> _Exercise material_:
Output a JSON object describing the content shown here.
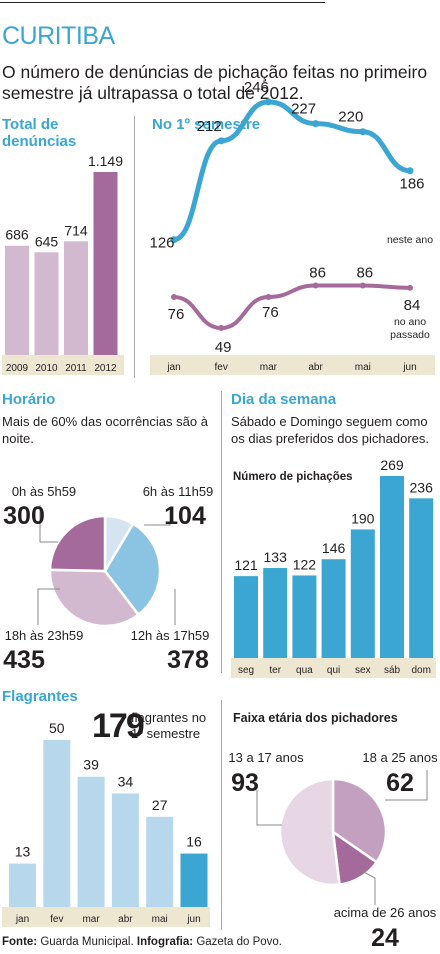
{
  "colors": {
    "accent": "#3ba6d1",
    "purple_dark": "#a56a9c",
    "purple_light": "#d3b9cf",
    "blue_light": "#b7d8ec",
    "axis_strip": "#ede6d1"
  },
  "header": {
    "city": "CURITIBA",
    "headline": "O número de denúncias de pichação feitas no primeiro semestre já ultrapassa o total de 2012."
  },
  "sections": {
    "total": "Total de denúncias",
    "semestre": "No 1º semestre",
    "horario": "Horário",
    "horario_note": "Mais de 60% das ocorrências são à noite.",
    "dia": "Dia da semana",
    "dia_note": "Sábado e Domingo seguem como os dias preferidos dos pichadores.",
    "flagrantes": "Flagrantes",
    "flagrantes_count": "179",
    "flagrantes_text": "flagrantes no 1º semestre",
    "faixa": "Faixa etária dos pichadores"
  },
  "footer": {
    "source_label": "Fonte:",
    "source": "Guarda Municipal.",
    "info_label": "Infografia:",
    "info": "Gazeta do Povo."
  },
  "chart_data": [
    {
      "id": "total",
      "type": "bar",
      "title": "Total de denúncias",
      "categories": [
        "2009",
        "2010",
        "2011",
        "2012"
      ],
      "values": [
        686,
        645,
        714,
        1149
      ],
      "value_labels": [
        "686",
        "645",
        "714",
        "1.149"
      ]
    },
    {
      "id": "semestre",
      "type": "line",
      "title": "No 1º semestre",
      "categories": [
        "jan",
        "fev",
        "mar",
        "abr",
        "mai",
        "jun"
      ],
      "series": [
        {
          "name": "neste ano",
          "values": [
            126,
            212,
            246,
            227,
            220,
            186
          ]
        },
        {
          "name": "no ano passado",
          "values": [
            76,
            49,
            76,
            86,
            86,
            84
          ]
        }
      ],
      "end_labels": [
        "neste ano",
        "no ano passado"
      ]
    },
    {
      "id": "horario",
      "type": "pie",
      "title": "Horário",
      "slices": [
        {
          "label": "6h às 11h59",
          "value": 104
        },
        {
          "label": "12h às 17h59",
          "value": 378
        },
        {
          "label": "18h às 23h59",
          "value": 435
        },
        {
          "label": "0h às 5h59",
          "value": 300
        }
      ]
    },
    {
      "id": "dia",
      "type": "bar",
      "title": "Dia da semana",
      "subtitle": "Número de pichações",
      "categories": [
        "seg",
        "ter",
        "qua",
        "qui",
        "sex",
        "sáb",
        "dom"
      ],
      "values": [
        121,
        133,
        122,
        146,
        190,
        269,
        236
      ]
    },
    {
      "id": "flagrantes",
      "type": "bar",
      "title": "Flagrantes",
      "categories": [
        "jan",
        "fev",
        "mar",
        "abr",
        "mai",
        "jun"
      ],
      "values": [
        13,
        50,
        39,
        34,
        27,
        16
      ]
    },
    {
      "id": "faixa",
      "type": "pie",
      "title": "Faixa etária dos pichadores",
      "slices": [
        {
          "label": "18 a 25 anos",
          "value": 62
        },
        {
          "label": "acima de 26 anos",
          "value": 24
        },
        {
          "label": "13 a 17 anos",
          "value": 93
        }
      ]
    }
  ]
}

> _Exercise goal_: Search the data above for the string "denúncias" and copy each line that has it.

> _Solution below_:
    "headline": "O número de denúncias de pichação feitas no primeiro semestre já ultrapassa o total de 2012."
    "total": "Total de denúncias",
      "title": "Total de denúncias",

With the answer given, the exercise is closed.